Data items:
● ● ● ● ● ● ●

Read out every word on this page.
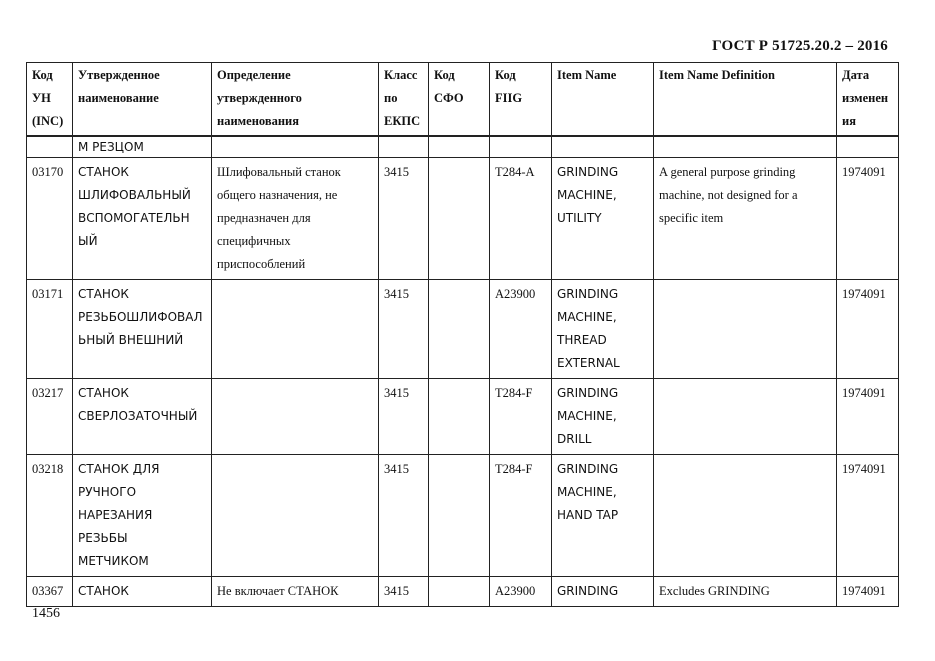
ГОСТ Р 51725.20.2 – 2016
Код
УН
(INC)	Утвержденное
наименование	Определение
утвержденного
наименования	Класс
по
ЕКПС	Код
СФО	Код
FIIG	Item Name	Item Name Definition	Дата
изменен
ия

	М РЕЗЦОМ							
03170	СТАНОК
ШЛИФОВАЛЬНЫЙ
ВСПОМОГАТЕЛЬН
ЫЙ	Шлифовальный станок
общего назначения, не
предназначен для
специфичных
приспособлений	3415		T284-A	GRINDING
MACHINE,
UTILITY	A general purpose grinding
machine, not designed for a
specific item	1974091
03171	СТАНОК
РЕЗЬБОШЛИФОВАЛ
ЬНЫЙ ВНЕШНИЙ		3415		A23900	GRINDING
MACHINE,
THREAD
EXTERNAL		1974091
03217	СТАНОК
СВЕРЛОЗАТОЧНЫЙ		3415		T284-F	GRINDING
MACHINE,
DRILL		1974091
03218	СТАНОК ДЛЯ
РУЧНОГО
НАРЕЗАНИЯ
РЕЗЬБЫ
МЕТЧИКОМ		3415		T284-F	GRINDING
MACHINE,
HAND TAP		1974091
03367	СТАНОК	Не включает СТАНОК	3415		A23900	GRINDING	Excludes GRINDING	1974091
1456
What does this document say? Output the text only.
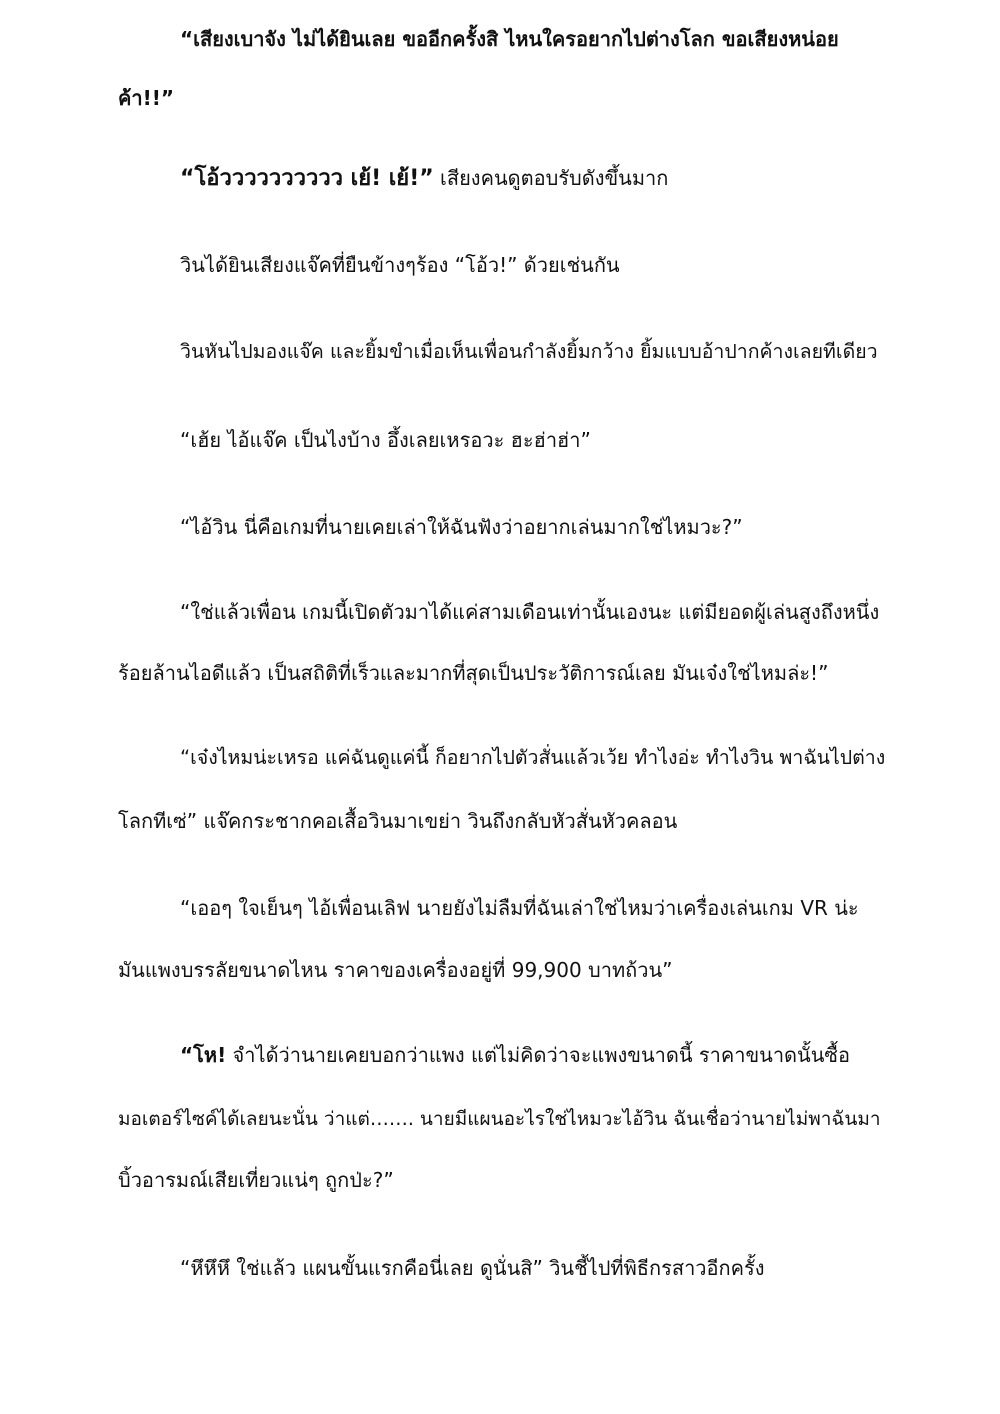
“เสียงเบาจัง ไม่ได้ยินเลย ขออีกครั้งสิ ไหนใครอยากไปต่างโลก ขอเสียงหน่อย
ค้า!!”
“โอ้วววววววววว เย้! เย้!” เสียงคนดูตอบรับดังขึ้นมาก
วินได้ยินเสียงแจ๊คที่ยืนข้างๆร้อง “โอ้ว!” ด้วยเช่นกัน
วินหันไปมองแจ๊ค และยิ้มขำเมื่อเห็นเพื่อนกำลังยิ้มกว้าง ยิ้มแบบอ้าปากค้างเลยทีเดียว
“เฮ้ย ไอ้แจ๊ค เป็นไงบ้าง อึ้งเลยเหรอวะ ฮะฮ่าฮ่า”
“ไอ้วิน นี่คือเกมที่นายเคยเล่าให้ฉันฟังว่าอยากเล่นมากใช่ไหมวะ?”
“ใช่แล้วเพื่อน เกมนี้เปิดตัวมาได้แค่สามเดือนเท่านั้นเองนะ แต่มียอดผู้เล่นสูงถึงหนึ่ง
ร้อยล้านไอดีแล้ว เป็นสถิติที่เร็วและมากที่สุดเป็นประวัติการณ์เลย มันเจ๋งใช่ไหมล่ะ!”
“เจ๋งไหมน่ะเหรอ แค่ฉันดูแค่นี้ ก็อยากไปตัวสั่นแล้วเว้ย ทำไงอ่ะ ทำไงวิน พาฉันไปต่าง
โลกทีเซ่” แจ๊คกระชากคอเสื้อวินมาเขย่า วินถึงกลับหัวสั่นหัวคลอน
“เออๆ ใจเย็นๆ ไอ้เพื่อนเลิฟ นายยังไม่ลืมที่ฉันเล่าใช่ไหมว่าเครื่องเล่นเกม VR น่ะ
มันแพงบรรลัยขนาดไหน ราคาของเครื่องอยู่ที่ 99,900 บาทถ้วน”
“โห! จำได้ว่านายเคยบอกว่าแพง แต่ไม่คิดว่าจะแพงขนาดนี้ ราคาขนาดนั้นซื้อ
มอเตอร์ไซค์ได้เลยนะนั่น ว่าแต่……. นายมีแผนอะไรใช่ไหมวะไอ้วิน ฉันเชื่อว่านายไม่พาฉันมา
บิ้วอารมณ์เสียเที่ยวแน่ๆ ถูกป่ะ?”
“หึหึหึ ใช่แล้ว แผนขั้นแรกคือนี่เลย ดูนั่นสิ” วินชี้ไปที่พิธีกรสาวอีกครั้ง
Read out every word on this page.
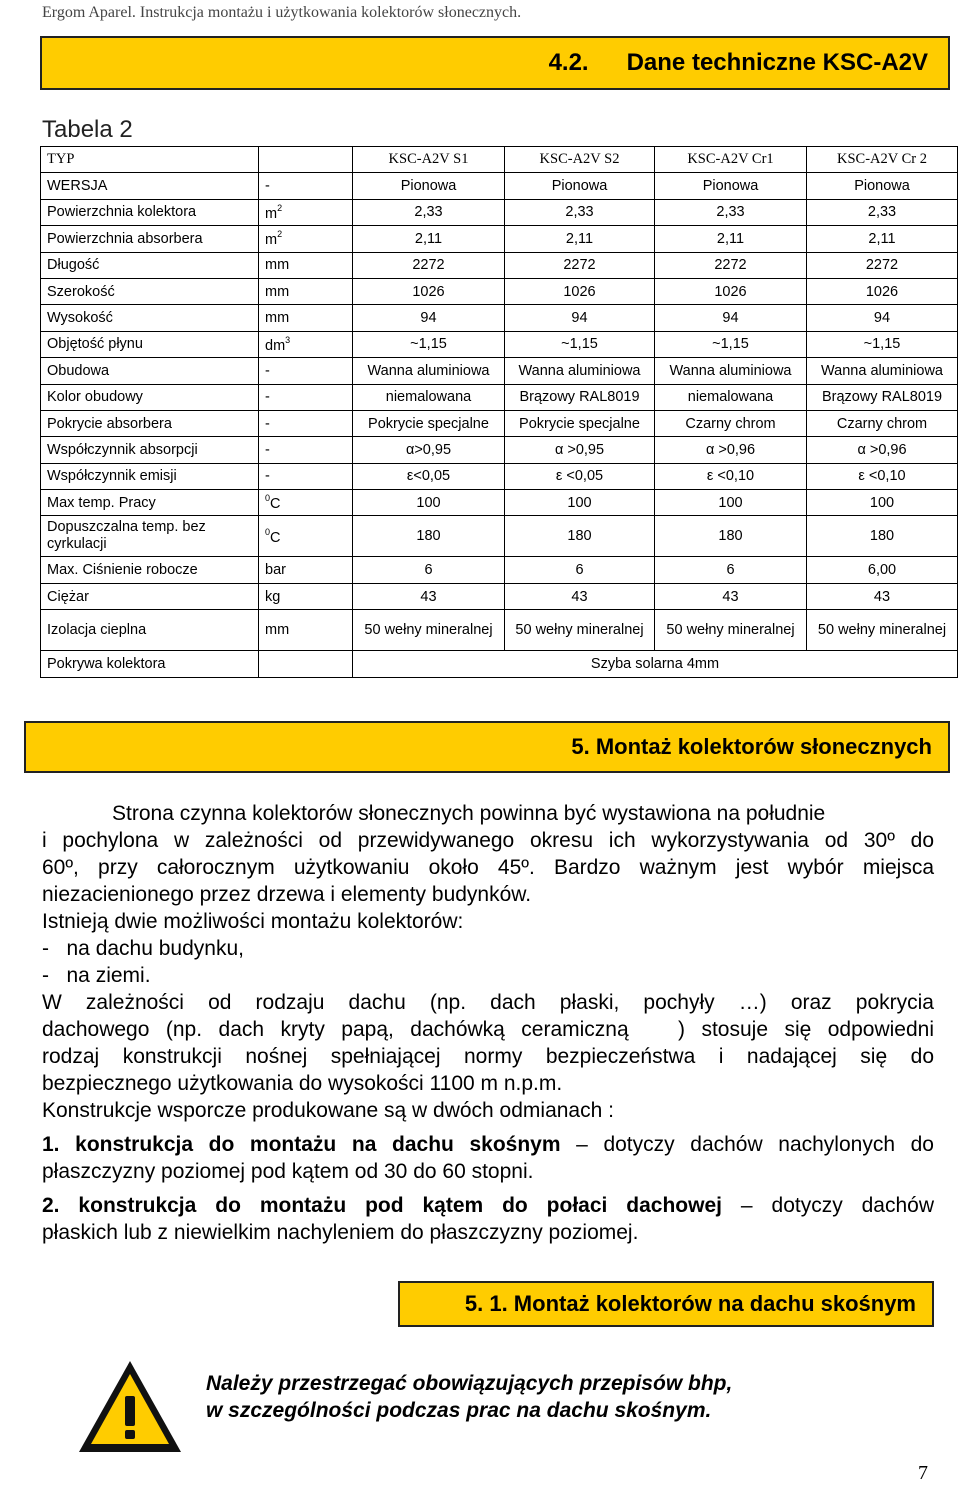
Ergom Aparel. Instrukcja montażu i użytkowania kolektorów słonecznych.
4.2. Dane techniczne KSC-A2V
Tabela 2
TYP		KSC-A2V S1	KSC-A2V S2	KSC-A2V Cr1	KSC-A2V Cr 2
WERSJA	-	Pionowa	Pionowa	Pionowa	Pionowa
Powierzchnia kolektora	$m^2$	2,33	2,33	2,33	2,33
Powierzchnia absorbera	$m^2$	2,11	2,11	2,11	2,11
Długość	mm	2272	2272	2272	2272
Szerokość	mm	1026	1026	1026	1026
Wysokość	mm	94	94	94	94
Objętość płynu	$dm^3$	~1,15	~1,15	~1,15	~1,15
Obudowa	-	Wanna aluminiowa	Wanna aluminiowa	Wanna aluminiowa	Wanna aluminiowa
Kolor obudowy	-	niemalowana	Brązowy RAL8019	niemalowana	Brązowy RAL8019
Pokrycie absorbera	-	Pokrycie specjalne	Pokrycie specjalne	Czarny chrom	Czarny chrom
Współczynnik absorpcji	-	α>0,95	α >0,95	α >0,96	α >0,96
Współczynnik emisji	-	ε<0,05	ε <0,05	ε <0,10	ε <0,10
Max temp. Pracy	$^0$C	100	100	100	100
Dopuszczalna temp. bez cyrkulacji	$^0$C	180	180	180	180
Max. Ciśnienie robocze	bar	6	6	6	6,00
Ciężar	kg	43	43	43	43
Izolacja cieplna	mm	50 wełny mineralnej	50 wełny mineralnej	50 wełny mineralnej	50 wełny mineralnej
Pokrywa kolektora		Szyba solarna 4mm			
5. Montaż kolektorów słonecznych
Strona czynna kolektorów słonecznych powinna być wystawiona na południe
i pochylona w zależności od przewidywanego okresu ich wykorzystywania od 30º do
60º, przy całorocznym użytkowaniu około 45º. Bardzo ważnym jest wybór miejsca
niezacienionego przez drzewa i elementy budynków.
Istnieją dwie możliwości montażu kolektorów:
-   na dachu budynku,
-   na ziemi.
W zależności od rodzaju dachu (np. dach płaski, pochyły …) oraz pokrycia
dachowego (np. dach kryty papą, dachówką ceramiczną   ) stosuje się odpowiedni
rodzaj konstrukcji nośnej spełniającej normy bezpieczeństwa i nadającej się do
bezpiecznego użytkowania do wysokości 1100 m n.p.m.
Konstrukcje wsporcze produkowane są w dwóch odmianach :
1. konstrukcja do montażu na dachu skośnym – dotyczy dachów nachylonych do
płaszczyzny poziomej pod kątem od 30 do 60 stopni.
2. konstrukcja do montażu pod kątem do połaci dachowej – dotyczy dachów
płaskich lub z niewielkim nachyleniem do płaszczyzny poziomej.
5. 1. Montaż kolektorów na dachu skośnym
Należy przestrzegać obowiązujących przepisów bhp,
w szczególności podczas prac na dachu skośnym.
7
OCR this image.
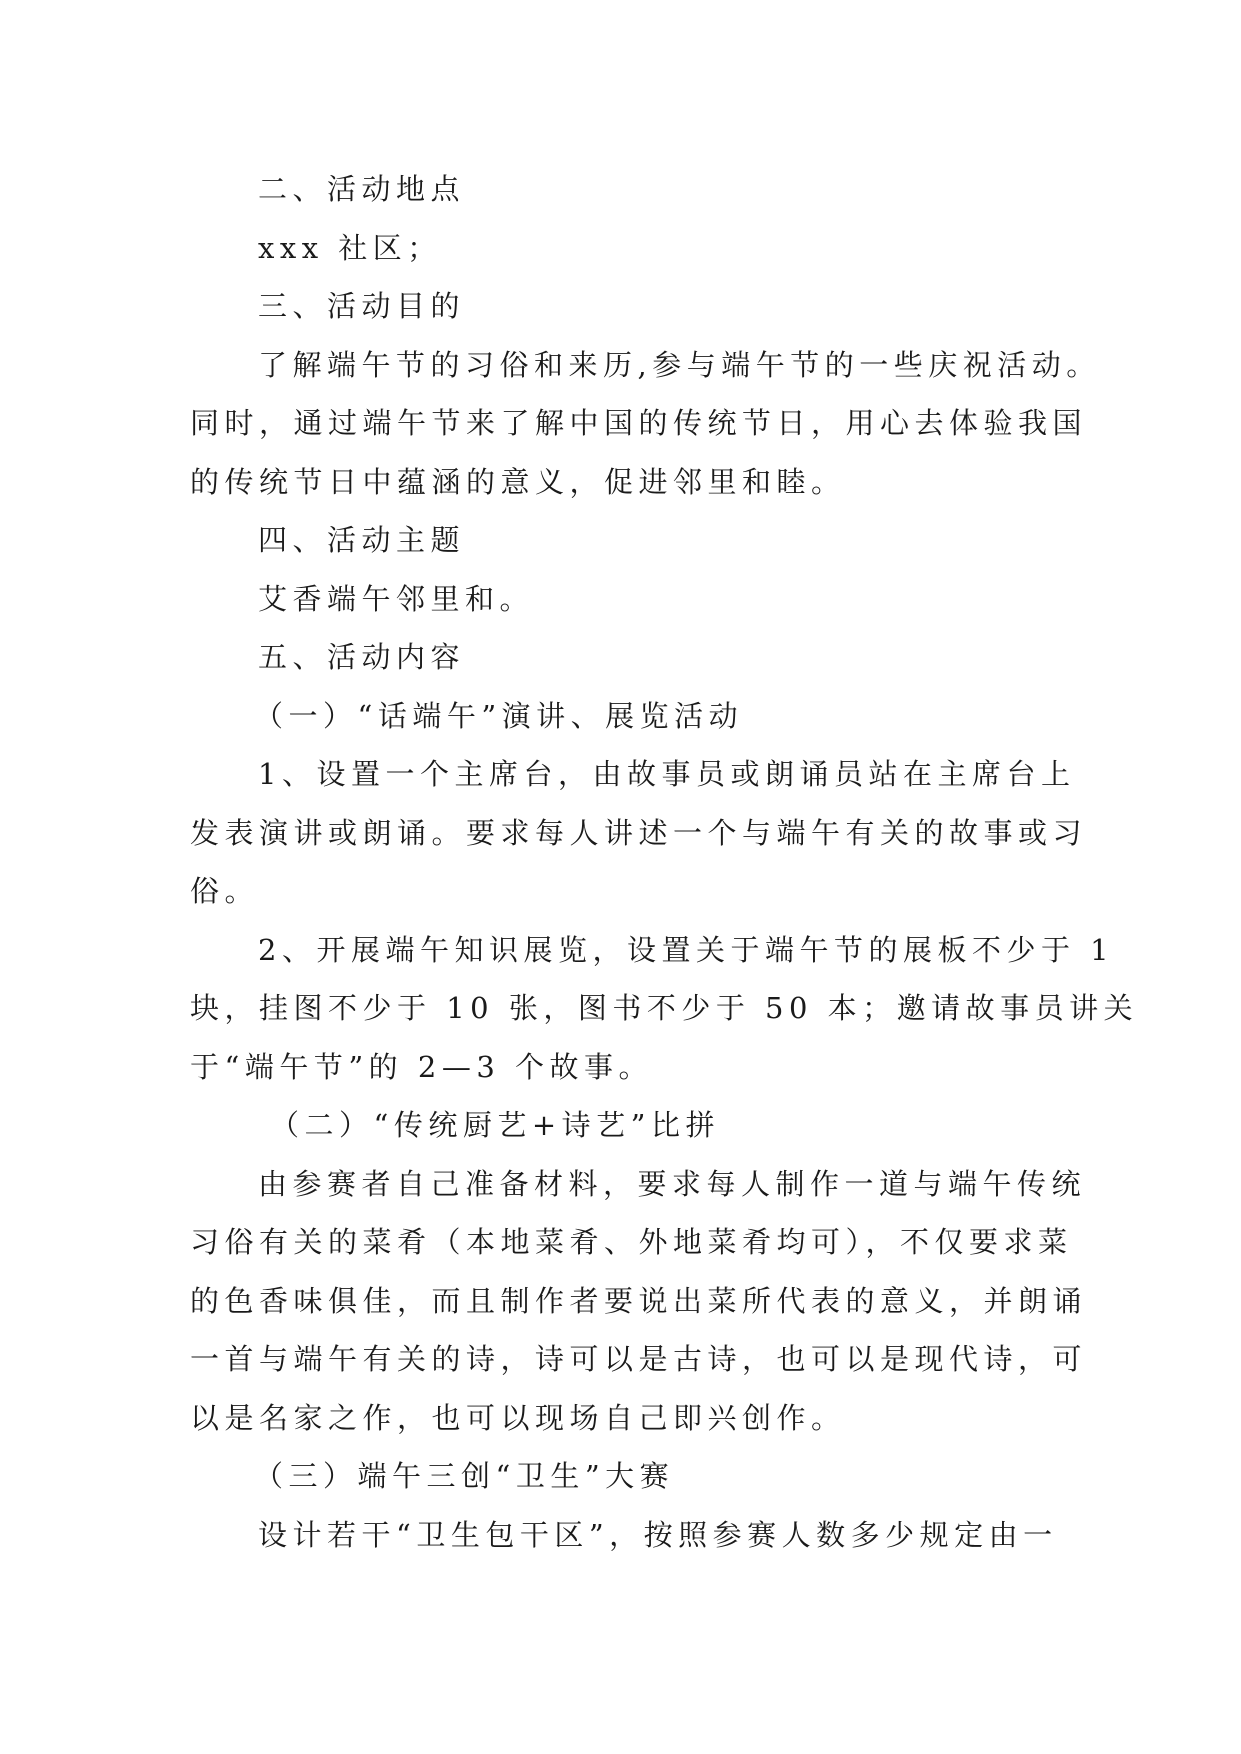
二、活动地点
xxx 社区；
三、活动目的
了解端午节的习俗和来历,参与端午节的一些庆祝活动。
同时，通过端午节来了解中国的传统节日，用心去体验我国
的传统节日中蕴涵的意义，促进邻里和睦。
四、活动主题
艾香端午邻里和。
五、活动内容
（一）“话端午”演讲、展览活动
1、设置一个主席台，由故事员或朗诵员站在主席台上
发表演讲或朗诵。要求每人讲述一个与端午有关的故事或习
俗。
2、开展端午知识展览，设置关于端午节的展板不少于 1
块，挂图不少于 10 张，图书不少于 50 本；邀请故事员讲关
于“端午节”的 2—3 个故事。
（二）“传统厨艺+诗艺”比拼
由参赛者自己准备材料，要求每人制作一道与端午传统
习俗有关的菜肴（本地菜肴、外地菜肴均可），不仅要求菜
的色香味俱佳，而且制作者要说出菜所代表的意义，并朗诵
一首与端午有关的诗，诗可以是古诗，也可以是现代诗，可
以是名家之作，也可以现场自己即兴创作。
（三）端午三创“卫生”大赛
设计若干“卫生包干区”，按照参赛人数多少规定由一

● ● ● ● ● ● ●

Where a line in the entries holds the word "skośnym", copy that line.

1. konstrukcja do montażu na dachu skośnym – dotyczy dachów nachylonych do
5. 1. Montaż kolektorów na dachu skośnym
w szczególności podczas prac na dachu skośnym.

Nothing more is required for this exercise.